Stated problem ▸
Identify the lines that contain the word "type", then copy them.

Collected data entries
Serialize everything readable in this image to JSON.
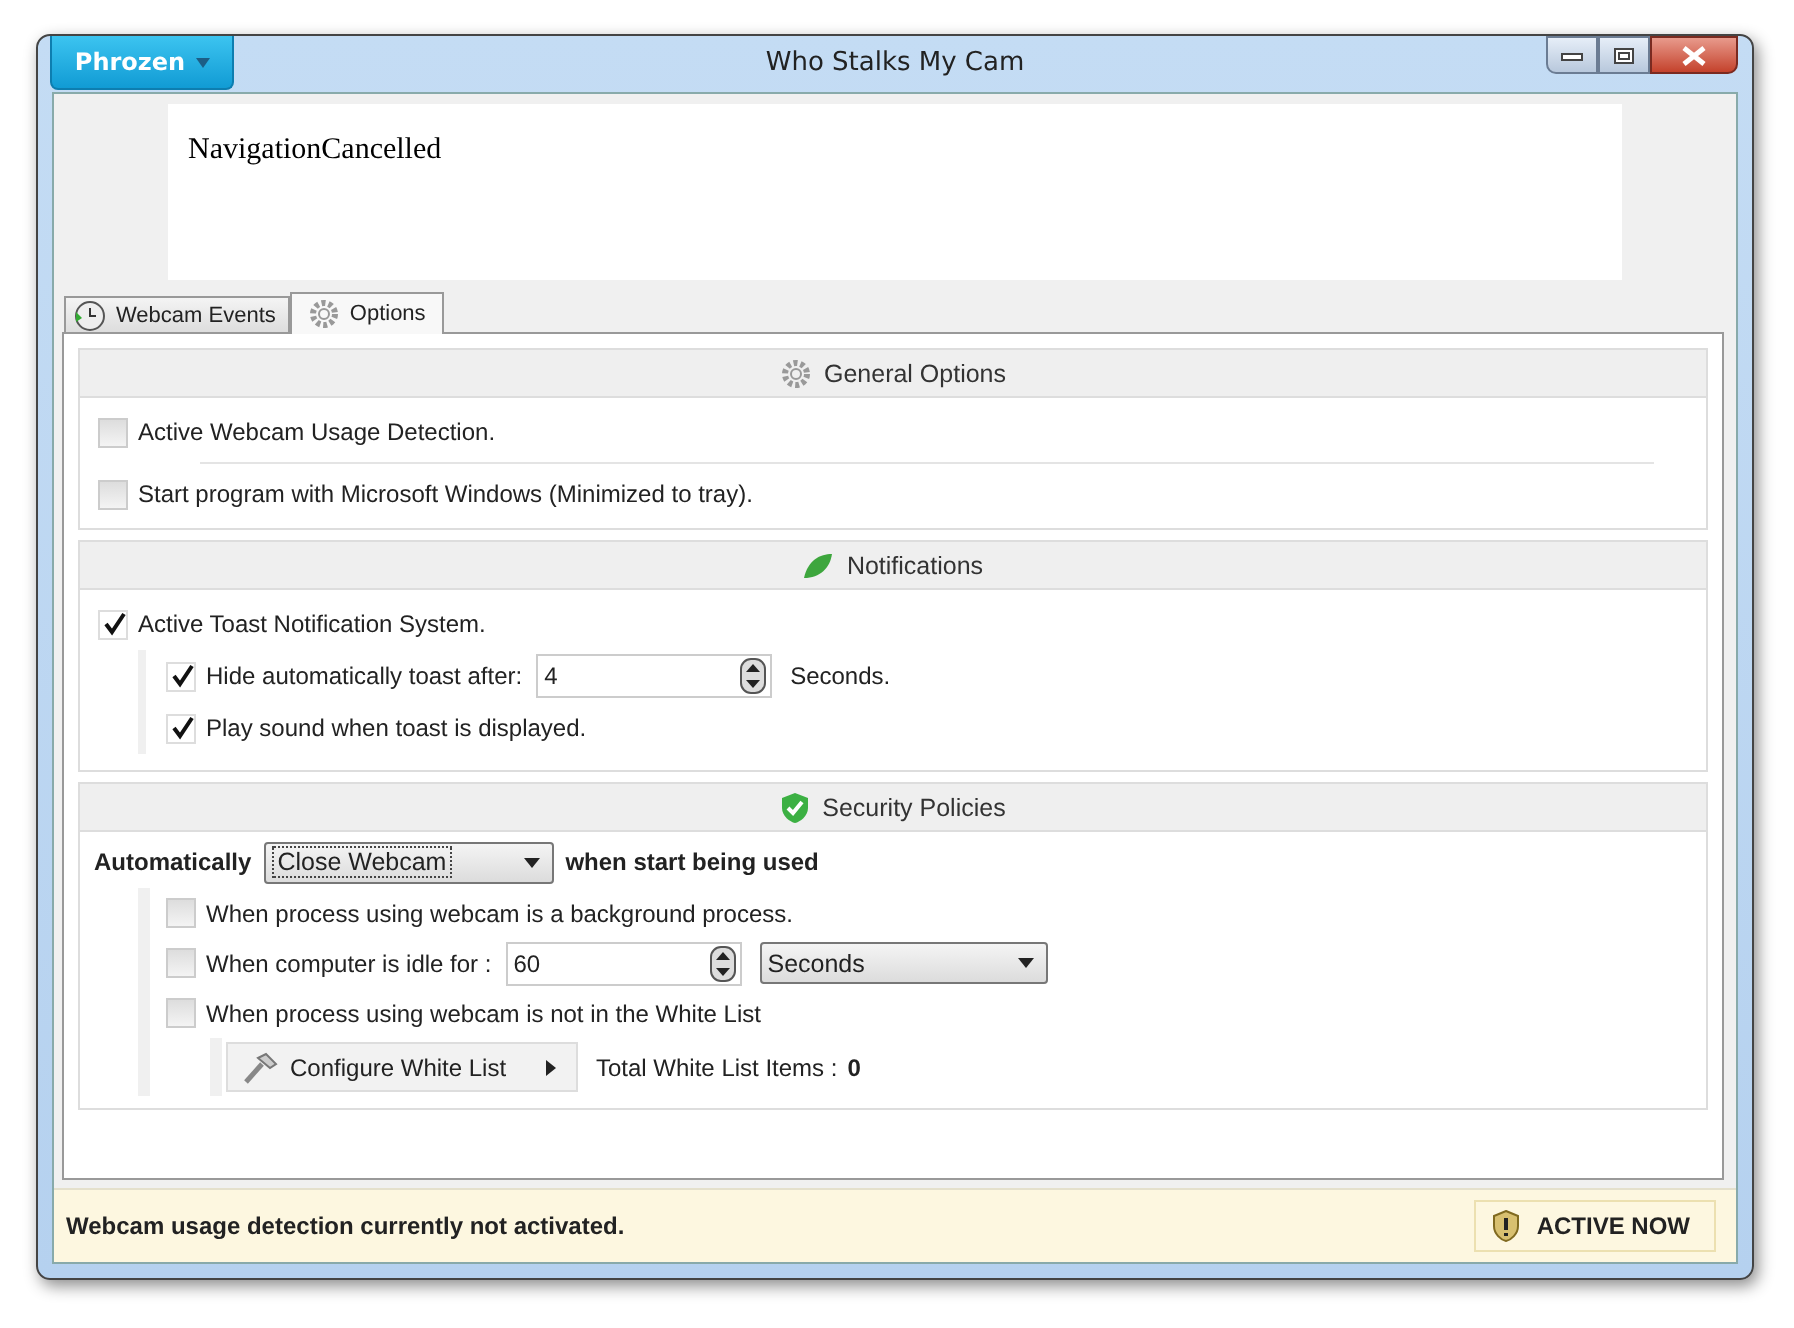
{
  "window": {
    "title": "Who Stalks My Cam",
    "menu_button": "Phrozen"
  },
  "browser": {
    "text": "NavigationCancelled"
  },
  "tabs": [
    {
      "label": "Webcam Events",
      "selected": false
    },
    {
      "label": "Options",
      "selected": true
    }
  ],
  "general_options": {
    "title": "General Options",
    "options": [
      {
        "label": "Active Webcam Usage Detection.",
        "checked": false
      },
      {
        "label": "Start program with Microsoft Windows (Minimized to tray).",
        "checked": false
      }
    ]
  },
  "notifications": {
    "title": "Notifications",
    "active_toast": {
      "label": "Active Toast Notification System.",
      "checked": true
    },
    "hide_toast": {
      "label": "Hide automatically toast after:",
      "checked": true,
      "value": "4",
      "unit": "Seconds."
    },
    "play_sound": {
      "label": "Play sound when toast is displayed.",
      "checked": true
    }
  },
  "security_policies": {
    "title": "Security Policies",
    "prefix": "Automatically",
    "action": "Close Webcam",
    "suffix": "when start being used",
    "conditions": [
      {
        "kind": "plain",
        "label": "When process using webcam is a background process.",
        "checked": false
      },
      {
        "kind": "idle",
        "label": "When computer is idle for :",
        "checked": false,
        "value": "60",
        "unit": "Seconds"
      },
      {
        "kind": "plain",
        "label": "When process using webcam is not in the White List",
        "checked": false
      }
    ],
    "white_list_button": "Configure White List",
    "total_label": "Total  White List Items :",
    "total_value": "0"
  },
  "status_bar": {
    "message": "Webcam usage detection currently not activated.",
    "button": "ACTIVE NOW"
  }
}
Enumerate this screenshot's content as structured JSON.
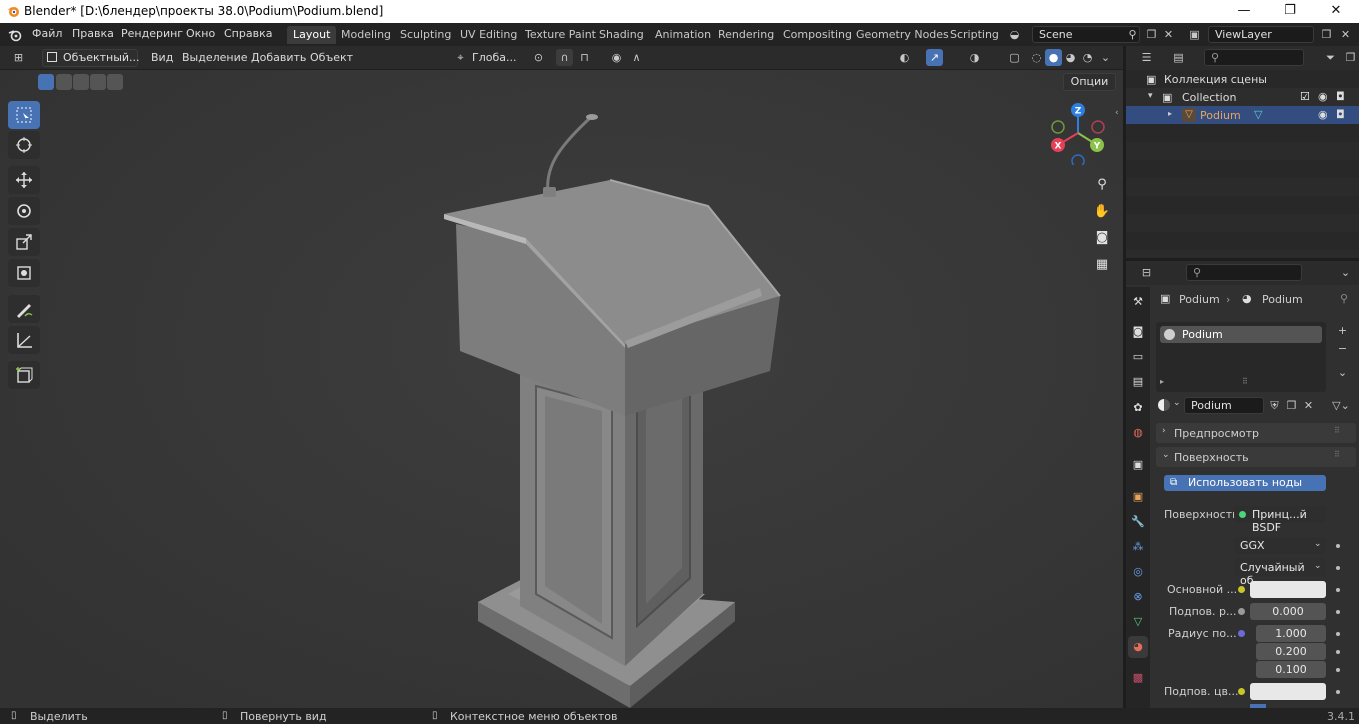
{
  "window": {
    "title": "Blender* [D:\\блендер\\проекты 38.0\\Podium\\Podium.blend]",
    "minimize": "—",
    "maximize": "❐",
    "close": "✕"
  },
  "menus": [
    "Файл",
    "Правка",
    "Рендеринг",
    "Окно",
    "Справка"
  ],
  "workspaces": [
    {
      "label": "Layout",
      "active": true
    },
    {
      "label": "Modeling"
    },
    {
      "label": "Sculpting"
    },
    {
      "label": "UV Editing"
    },
    {
      "label": "Texture Paint"
    },
    {
      "label": "Shading"
    },
    {
      "label": "Animation"
    },
    {
      "label": "Rendering"
    },
    {
      "label": "Compositing"
    },
    {
      "label": "Geometry Nodes"
    },
    {
      "label": "Scripting"
    }
  ],
  "scene": {
    "name": "Scene",
    "view_layer": "ViewLayer"
  },
  "viewport": {
    "mode": "Объектный...",
    "menus": [
      "Вид",
      "Выделение",
      "Добавить",
      "Объект"
    ],
    "transform_orientation": "Глоба...",
    "options_label": "Опции",
    "gizmo_axes": {
      "z": "Z",
      "y": "Y",
      "x": "X"
    }
  },
  "outliner": {
    "scene_collection": "Коллекция сцены",
    "collection": "Collection",
    "object": "Podium"
  },
  "properties": {
    "breadcrumb_object": "Podium",
    "breadcrumb_material": "Podium",
    "material_slot": "Podium",
    "material_name": "Podium",
    "panels": {
      "preview": "Предпросмотр",
      "surface": "Поверхность"
    },
    "use_nodes": "Использовать ноды",
    "surface_label": "Поверхность",
    "surface_value": "Принц...й BSDF",
    "distribution": "GGX",
    "subsurface_method": "Случайный об...",
    "base_color_label": "Основной ...",
    "subsurface_label": "Подпов. р...",
    "subsurface_value": "0.000",
    "subsurface_radius_label": "Радиус по...",
    "radius_values": [
      "1.000",
      "0.200",
      "0.100"
    ],
    "subsurface_color_label": "Подпов. цв..."
  },
  "statusbar": {
    "select": "Выделить",
    "rotate_view": "Повернуть вид",
    "context_menu": "Контекстное меню объектов",
    "version": "3.4.1"
  },
  "colors": {
    "accent": "#4772b3",
    "selected_row": "#334d80",
    "object_orange": "#e8a45a",
    "x_axis": "#e64058",
    "y_axis": "#8bc34a",
    "z_axis": "#2d7fe0"
  }
}
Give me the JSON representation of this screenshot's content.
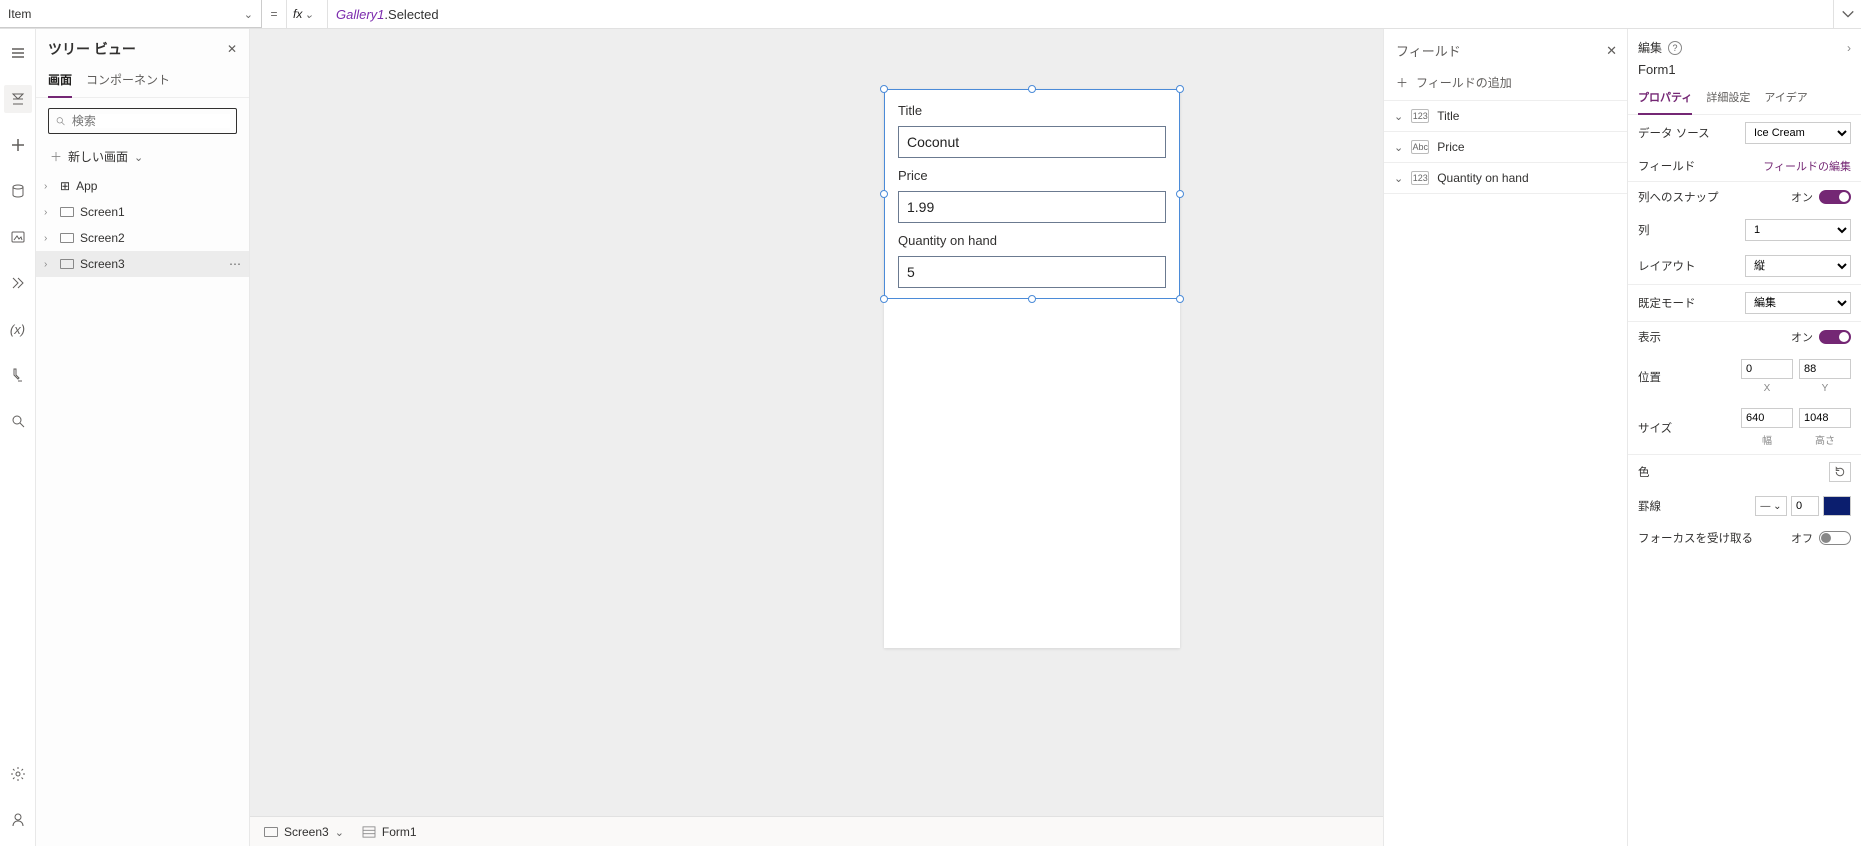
{
  "formula_bar": {
    "property": "Item",
    "fx_label": "fx",
    "expr_ident": "Gallery1",
    "expr_rest": ".Selected"
  },
  "tree": {
    "title": "ツリー ビュー",
    "tabs": {
      "screen": "画面",
      "component": "コンポーネント"
    },
    "search_placeholder": "検索",
    "new_screen": "新しい画面",
    "items": [
      {
        "label": "App",
        "type": "app"
      },
      {
        "label": "Screen1",
        "type": "screen"
      },
      {
        "label": "Screen2",
        "type": "screen"
      },
      {
        "label": "Screen3",
        "type": "screen",
        "selected": true
      }
    ]
  },
  "canvas_form": {
    "fields": [
      {
        "label": "Title",
        "value": "Coconut"
      },
      {
        "label": "Price",
        "value": "1.99"
      },
      {
        "label": "Quantity on hand",
        "value": "5"
      }
    ]
  },
  "breadcrumb": {
    "screen": "Screen3",
    "control": "Form1"
  },
  "fields_panel": {
    "title": "フィールド",
    "add_label": "フィールドの追加",
    "items": [
      {
        "type": "123",
        "label": "Title"
      },
      {
        "type": "Abc",
        "label": "Price"
      },
      {
        "type": "123",
        "label": "Quantity on hand"
      }
    ]
  },
  "props": {
    "edit_label": "編集",
    "control_name": "Form1",
    "tabs": {
      "prop": "プロパティ",
      "adv": "詳細設定",
      "idea": "アイデア"
    },
    "rows": {
      "data_source": {
        "lbl": "データ ソース",
        "value": "Ice Cream"
      },
      "fields": {
        "lbl": "フィールド",
        "link": "フィールドの編集"
      },
      "snap": {
        "lbl": "列へのスナップ",
        "state": "オン"
      },
      "columns": {
        "lbl": "列",
        "value": "1"
      },
      "layout": {
        "lbl": "レイアウト",
        "value": "縦"
      },
      "default_mode": {
        "lbl": "既定モード",
        "value": "編集"
      },
      "visible": {
        "lbl": "表示",
        "state": "オン"
      },
      "position": {
        "lbl": "位置",
        "x": "0",
        "y": "88",
        "xl": "X",
        "yl": "Y"
      },
      "size": {
        "lbl": "サイズ",
        "w": "640",
        "h": "1048",
        "wl": "幅",
        "hl": "高さ"
      },
      "color": {
        "lbl": "色"
      },
      "border": {
        "lbl": "罫線",
        "width": "0"
      },
      "focus": {
        "lbl": "フォーカスを受け取る",
        "state": "オフ"
      }
    }
  }
}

Output for this exercise ▸
        "type": "app"
        "type": "screen"
        "type": "screen"
        "type": "screen",
        "type": "123",
        "type": "Abc",
        "type": "123",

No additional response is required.